Where a line in the listing below contains the word "close", copy that line.

** BEGIN **

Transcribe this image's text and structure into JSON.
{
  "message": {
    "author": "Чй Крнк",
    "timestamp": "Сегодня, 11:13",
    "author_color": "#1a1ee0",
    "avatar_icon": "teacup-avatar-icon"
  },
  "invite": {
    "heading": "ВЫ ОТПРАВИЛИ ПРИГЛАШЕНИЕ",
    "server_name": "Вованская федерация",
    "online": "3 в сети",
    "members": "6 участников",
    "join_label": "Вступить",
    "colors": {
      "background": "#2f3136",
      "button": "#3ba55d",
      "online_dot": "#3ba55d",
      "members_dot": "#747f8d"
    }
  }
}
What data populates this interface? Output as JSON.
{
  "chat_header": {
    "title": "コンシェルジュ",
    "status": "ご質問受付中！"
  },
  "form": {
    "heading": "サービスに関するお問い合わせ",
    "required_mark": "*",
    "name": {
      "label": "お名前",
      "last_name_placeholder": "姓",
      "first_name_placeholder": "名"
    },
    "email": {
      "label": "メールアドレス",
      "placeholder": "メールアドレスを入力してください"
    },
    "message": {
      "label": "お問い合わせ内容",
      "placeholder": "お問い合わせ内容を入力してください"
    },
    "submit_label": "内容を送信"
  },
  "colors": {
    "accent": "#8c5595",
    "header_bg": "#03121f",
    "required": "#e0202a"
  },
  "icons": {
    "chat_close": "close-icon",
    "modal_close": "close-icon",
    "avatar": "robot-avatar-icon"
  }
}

** END **

## RESULT OF THE EXERCISE
    "chat_close": "close-icon",
    "modal_close": "close-icon",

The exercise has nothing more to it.